What you need to do » Write the listing out again, all of it, word for word.

Data records »

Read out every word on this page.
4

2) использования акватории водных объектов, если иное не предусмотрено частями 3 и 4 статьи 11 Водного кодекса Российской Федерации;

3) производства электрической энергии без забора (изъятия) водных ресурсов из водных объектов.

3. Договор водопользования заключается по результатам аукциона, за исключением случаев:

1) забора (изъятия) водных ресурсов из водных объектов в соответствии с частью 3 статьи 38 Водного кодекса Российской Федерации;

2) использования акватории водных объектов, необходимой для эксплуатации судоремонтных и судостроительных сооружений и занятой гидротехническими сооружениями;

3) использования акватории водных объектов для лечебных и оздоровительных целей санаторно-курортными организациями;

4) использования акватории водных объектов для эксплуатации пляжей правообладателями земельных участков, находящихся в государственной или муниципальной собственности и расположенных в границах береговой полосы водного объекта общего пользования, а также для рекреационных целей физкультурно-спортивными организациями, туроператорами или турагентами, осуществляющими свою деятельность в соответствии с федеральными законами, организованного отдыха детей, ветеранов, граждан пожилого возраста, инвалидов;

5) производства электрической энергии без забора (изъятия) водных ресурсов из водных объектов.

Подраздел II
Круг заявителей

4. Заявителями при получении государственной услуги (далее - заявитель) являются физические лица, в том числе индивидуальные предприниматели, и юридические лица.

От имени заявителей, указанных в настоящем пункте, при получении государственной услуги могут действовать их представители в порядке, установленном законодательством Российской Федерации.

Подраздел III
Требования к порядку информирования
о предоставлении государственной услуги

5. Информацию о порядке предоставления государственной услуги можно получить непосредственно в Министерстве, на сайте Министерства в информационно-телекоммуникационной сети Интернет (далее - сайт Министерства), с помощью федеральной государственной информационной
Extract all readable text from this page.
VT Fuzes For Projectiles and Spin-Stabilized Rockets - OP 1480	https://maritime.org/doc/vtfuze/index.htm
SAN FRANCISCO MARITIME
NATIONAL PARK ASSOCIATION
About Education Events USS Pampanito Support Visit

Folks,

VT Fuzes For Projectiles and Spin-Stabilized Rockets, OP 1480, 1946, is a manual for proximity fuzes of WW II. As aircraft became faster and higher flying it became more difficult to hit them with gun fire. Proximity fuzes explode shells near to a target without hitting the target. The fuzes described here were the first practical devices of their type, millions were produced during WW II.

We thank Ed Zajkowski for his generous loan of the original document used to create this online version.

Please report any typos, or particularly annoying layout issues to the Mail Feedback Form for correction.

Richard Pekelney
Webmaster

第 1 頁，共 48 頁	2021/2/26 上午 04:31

Response to this task »
Read out every word on this page.
4

2) использования акватории водных объектов, если иное не предусмотрено частями 3 и 4 статьи 11 Водного кодекса Российской Федерации;

3) производства электрической энергии без забора (изъятия) водных ресурсов из водных объектов.

3. Договор водопользования заключается по результатам аукциона, за исключением случаев:

1) забора (изъятия) водных ресурсов из водных объектов в соответствии с частью 3 статьи 38 Водного кодекса Российской Федерации;

2) использования акватории водных объектов, необходимой для эксплуатации судоремонтных и судостроительных сооружений и занятой гидротехническими сооружениями;

3) использования акватории водных объектов для лечебных и оздоровительных целей санаторно-курортными организациями;

4) использования акватории водных объектов для эксплуатации пляжей правообладателями земельных участков, находящихся в государственной или муниципальной собственности и расположенных в границах береговой полосы водного объекта общего пользования, а также для рекреационных целей физкультурно-спортивными организациями, туроператорами или турагентами, осуществляющими свою деятельность в соответствии с федеральными законами, организованного отдыха детей, ветеранов, граждан пожилого возраста, инвалидов;

5) производства электрической энергии без забора (изъятия) водных ресурсов из водных объектов.

Подраздел II
Круг заявителей

4. Заявителями при получении государственной услуги (далее - заявитель) являются физические лица, в том числе индивидуальные предприниматели, и юридические лица.

От имени заявителей, указанных в настоящем пункте, при получении государственной услуги могут действовать их представители в порядке, установленном законодательством Российской Федерации.

Подраздел III
Требования к порядку информирования
о предоставлении государственной услуги

5. Информацию о порядке предоставления государственной услуги можно получить непосредственно в Министерстве, на сайте Министерства в информационно-телекоммуникационной сети Интернет (далее - сайт Министерства), с помощью федеральной государственной информационной
Extract all readable text from this page.
VT Fuzes For Projectiles and Spin-Stabilized Rockets - OP 1480	https://maritime.org/doc/vtfuze/index.htm
SAN FRANCISCO MARITIME
NATIONAL PARK ASSOCIATION
About Education Events USS Pampanito Support Visit

Folks,

VT Fuzes For Projectiles and Spin-Stabilized Rockets, OP 1480, 1946, is a manual for proximity fuzes of WW II. As aircraft became faster and higher flying it became more difficult to hit them with gun fire. Proximity fuzes explode shells near to a target without hitting the target. The fuzes described here were the first practical devices of their type, millions were produced during WW II.

We thank Ed Zajkowski for his generous loan of the original document used to create this online version.

Please report any typos, or particularly annoying layout issues to the Mail Feedback Form for correction.

Richard Pekelney
Webmaster

第 1 頁，共 48 頁	2021/2/26 上午 04:31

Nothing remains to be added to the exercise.